List of tasks ▸
(1) Reproduce everything in the Nmap passage from "SSH (Secure Shell)" down to "running brute-force attacks.".
(2) Do the following statements agree with the Nmap passage? Answer yes or no for each, and quote the words of the passage that decide it.
(a) Nmap's pre-installed scripts are located at /usr/share/nmap/scripts.
(b) By default, SSH servers allow only key-based authentication.
(c) Nmap's SSH brute-force script is recommended for brute-force attacks.
(3) According to the Nmap passage, what does NSE stand for?

Enumerating with Nmap

Nmap is not only the best port-scanning tool out there, but also a very good service-level enumeration tool with support for customized scripts and hundreds of publicly available scripts ready to use out of the box. This is possible through the Nmap Scripting Engine (NSE), Nmap’s most powerful feature that gives its users the ability to write their own scripts and use Nmap for more than just port scanning.

NSE Scripts

Nmap’s pre-installed scripts can be found at /usr/share/nmap/scripts. Script names are assigned prefixes according to which service they are meant for - making it easier to search for service-specific scripts:

root@server:/usr/share/nmap/scripts# ls ssh-*

SSH Enumeration

SSH (Secure Shell) is a widely used remote access protocol present in almost any network, making it a very important service to enumerate. Nmap ships with multiple ready-to-use SSH enumeration scripts that aid in identifying authentication methods, grabbing SSH host keys, checking if certain public keys are accepted, detecting SSHv1 servers and running brute-force attacks.

Authentication methods

SSH servers by default allow both key-based and password-based authentication, but the latter is commonly considered insecure and may be disabled as an effort towards security hardening. A system administrator managing multiple SSH servers might be interested in ensuring that no SSH server in the network is accepting password-based authentication.

This is where the ssh-auth-methods script comes in. It communicates with the SSH server directly to identify supported authentication methods:

nmap --script ssh-auth-methods

The supported authentication methods will be returned:

| ssh-auth-methods:
|   Supported authentication methods:
|     publickey
|_    password


Nmap is also equipped with a basic SSH brute-force script that uses username and password wordlists, and tries the combinations against an SSH server. Keep in mind however that this script is not optimized or recommended for brute-force attacks, and may not work as well as fully-fledged brute-force tools.

Given data ▸
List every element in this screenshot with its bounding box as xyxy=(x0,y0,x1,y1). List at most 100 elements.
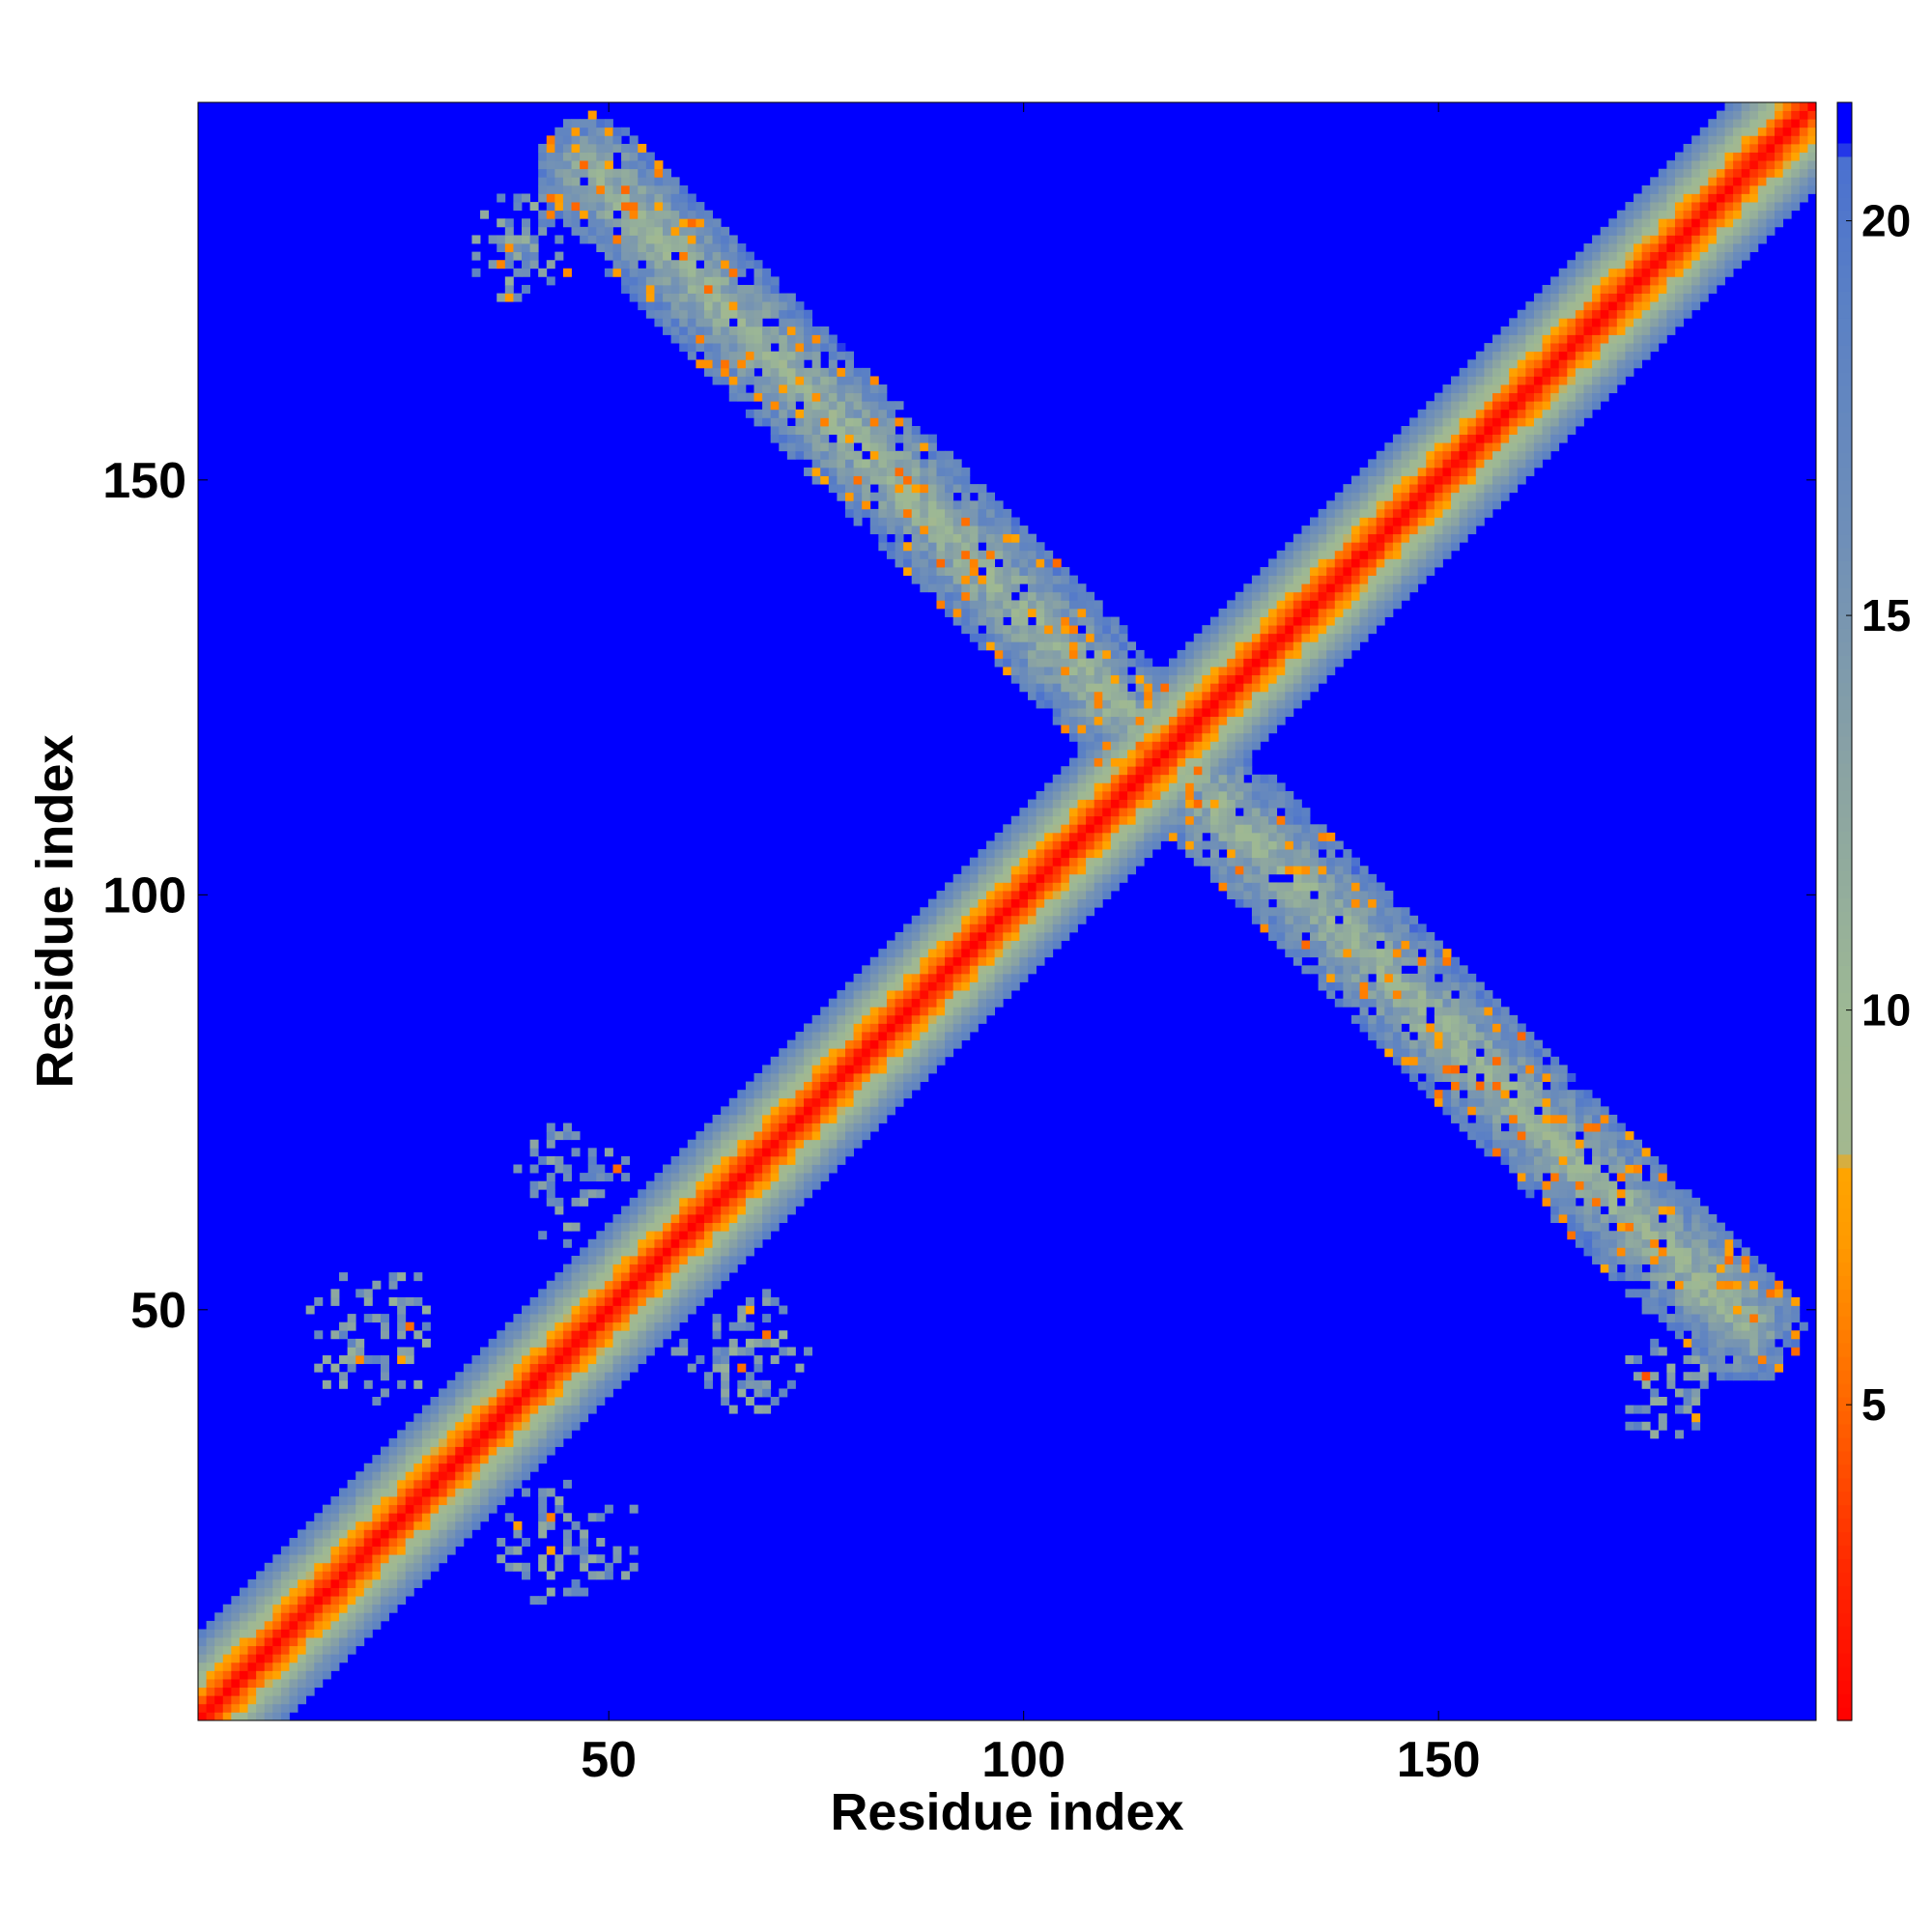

Answers per task ▸
(1)
SSH (Secure Shell) is a widely used remote access protocol present in almost any network, making it a very important service to enumerate. Nmap ships with multiple ready-to-use SSH enumeration scripts that aid in identifying authentication methods, grabbing SSH host keys, checking if certain public keys are accepted, detecting SSHv1 servers and running brute-force attacks.

(2)
(a) Yes: "Nmap’s pre-installed scripts can be found at /usr/share/nmap/scripts."
(b) No: "SSH servers by default allow both key-based and password-based authentication"
(c) No: "this script is not optimized or recommended for brute-force attacks"

(3) Nmap Scripting Engine